::: Article

This notebook handles the processing of PA docket data that has been downloaded in JSON format and converted into a CSV with the following columns:

* docket_no: Court docket number
* status: Status of this docket
* gender: Offender's gender
* race: Offender's race
* county: County of the court managing this docket
* offender_id: Hashed value for the Offender
* offense_age: Age computed from DOB
* seq_no: Sequential numbering of charges
* statute: Statute code in violation
* grade: Grade of the crime
* statute_description: Statute description
* offense_date: Date of the offense
* description: Most likely the same as statute description
* offense_tracking_no: Tracking number for the offense for multiple offenders involved
* disposition: Disposition of the charge
* sentence_date: Sentencing date (if any)
* sentence_start: Start of the sentence to be served (if any)
* sentence_type: Type of the sentence meted (if any)
* sentence_min_pd: Minimum sentence (if any)
* sentence_max_pd: Maximum sentence (if any)

In [5]:
import json
import os
import pandas as pd
import hashlib
from dateutil.relativedelta import relativedelta
from tqdm import tqdm_notebook

In [2]:
def get_bio(json_data):
    """
    Retrieves the biographical information
    """
    return dict(
        docket_no = json_data["docketNumber"],
        status = json_data["statusName"],
        gender = json_data["caseParticipants"][0]["gender"],
        dob = json_data["caseParticipants"][0]["primaryDateOfBirth"],
        race = json_data["caseParticipants"][0]["race"],
        first_name = json_data["caseParticipants"][0]["participantName"]["firstName"],
        middle_name = json_data["caseParticipants"][0]["participantName"]["middleName"],
        last_name = json_data["caseParticipants"][0]["participantName"]["lastName"],
        county = json_data["county"]["name"]
    )
    
def get_offenses(json_data):
    """
    Retrieves the list of offenses
    """
    offenses = map(
        lambda x: (
            x["sequenceNumber"], 
            x["statuteName"], 
            x["grade"], 
            x["statuteDescription"], 
            x["offenseDate"], 
            x["description"], 
            x["otn"]), 
        json_data["offenses"])
    return pd.DataFrame(
        offenses, 
        columns=['seq_no', 'statute', 'grade', 'statute_description', 'offense_date', 
                 'description', 'offense_tracking_no'])

def get_dispositions(json_data):
    """Retrieves the disposition (if applicable) of the offenses"""
    def process_sentencing(sentence_section):
        """Extracts sentencing as part of the disposition"""
        if len(sentence_section) == 0:
            return (None, None, None, None, None)
        else:
            latest_sentence = sentence_section[-1]
            return (latest_sentence["eventDate"], 
                latest_sentence["sentenceTypes"][0]["startDateTime"],
                latest_sentence["sentenceTypes"][0]["sentenceType"],
                latest_sentence["sentenceTypes"][0]["minPeriod"],
                latest_sentence["sentenceTypes"][0]["maxPeriod"])

::::::
::: Data lines

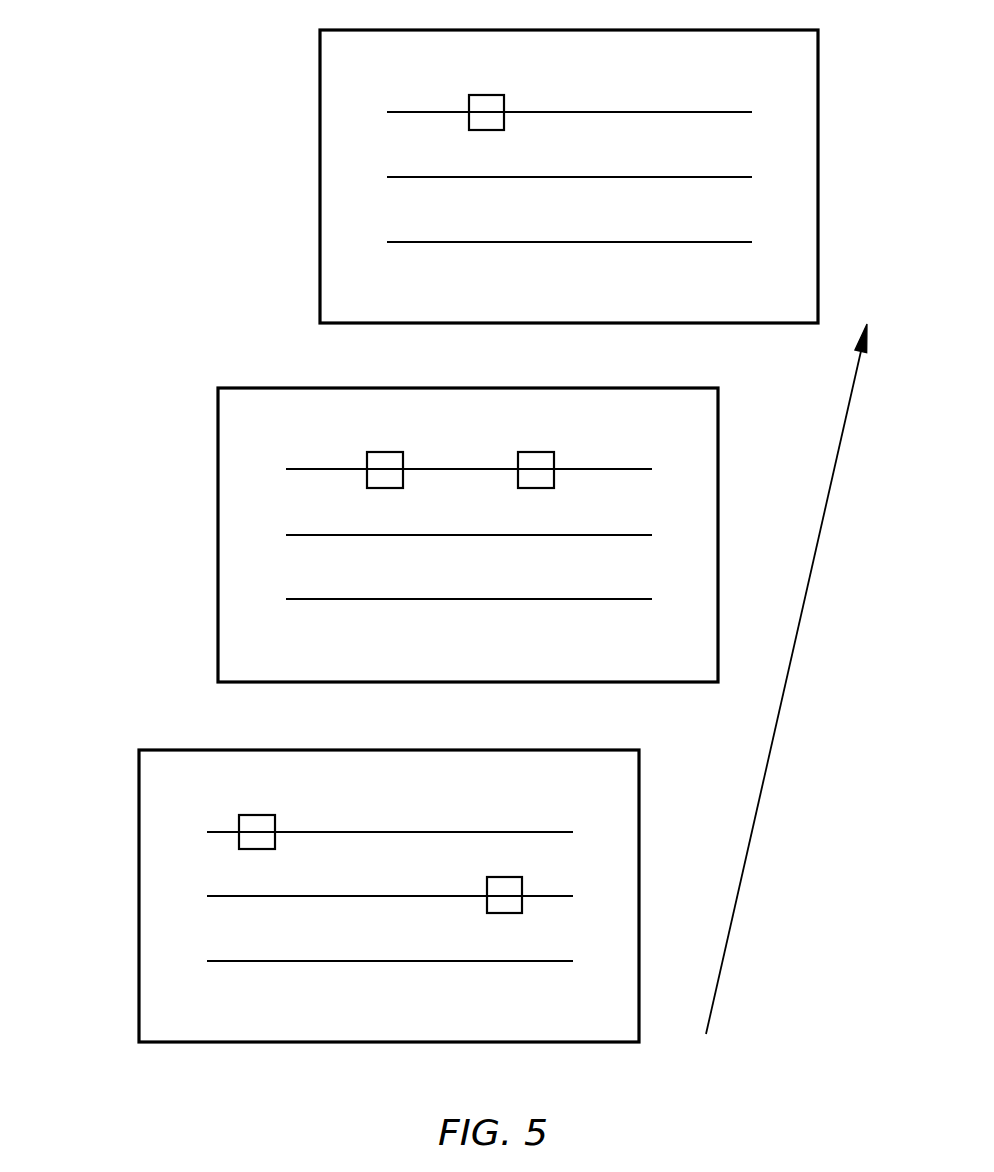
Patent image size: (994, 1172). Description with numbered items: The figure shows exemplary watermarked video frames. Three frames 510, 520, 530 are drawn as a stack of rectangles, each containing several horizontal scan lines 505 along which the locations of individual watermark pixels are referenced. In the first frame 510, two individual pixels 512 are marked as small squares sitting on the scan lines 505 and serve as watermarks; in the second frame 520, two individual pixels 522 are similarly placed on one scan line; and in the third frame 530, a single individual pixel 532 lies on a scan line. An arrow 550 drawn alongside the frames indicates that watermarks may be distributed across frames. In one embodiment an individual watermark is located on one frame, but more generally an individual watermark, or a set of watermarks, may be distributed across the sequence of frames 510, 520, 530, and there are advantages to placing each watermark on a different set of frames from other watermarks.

::::::

Tasks for this exercise:
(a) In the PA docket data notebook, what does the process_sentencing function return when the sentence section is empty?
(b) Pick up the PA docket data notebook where it stops and keep writing it.

Answers per task:
(a) A tuple of five None values: (None, None, None, None, None).

(b)
    
    if len(json_data["dispositionEvents"]) > 0:
        disposition_section = json_data["dispositionEvents"][-1]["offenseDispositions"]
        dispositions = map(lambda x: (
            x["sequenceNumber"], 
            x["disposition"]) +
            process_sentencing(x["sentences"]), disposition_section)    
    else:
        dispositions = None
    return pd.DataFrame(
        dispositions,
        columns=['seq_no', 'disposition', 'sentence_date', 'sentence_start', 
                 'sentence_type', 'sentence_min_pd', 'sentence_max_pd']
    )

def offense_age(row):
    """Computes the age of the offender at the time of the offense"""
    
    if row["offense_date"] is pd.NaT or row["dob"] is pd.NaT:
        # If the date is not valid return None
        return None
    else: 
        # Else get the number of years between offense date and DOB
        return relativedelta(row["offense_date"].date(), row["dob"].date()).years
    
def get_records(json_data):
    """Pieces together all relevant pieces from the docket"""
    
    # Retrieve components of the data
    bio = get_bio(json_data) # Biographical information
    off = get_offenses(json_data) # Charges
    disps = get_dispositions(json_data) # Disposition of the charges
    
    # Merge the data together
    merged = off.merge(disps, on="seq_no", how='left')
    
    # Federate out the biographical data so this is de-normalized
    for k, v in get_bio(json_data).items():
        merged[k] = v
    
    # Convert date fields into datetime
    merged["dob"] = pd.to_datetime(merged["dob"], errors = 'coerce')
    merged["offense_date"] = pd.to_datetime(merged["offense_date"], errors = 'coerce')
    merged["sentence_date"] = pd.to_datetime(merged["sentence_date"], errors = 'coerce')
    
    # Construct a unique ID by hashing the names and DOB
    uid_str = "".join(filter(None, (bio["first_name"], bio["middle_name"], bio["last_name"], bio["dob"])))
    merged["offender_id"] = hashlib.sha256(uid_str.encode("utf-8")).hexdigest()[:12]
    
    # Compute age at time of each offense
    merged["offense_age"] = merged.apply(offense_age, axis=1)
    
    # Drop sensitive columns
    merged = merged.drop(columns=["first_name", "middle_name", "last_name", "dob"])
    
    # Re-order columns
    cols = merged.columns.tolist()
    cols = cols[len(cols)-7:] + cols[0:-7]
    return merged[cols]

In [None]:
input_path = "data/pa_json/"
output_path = "data/output/"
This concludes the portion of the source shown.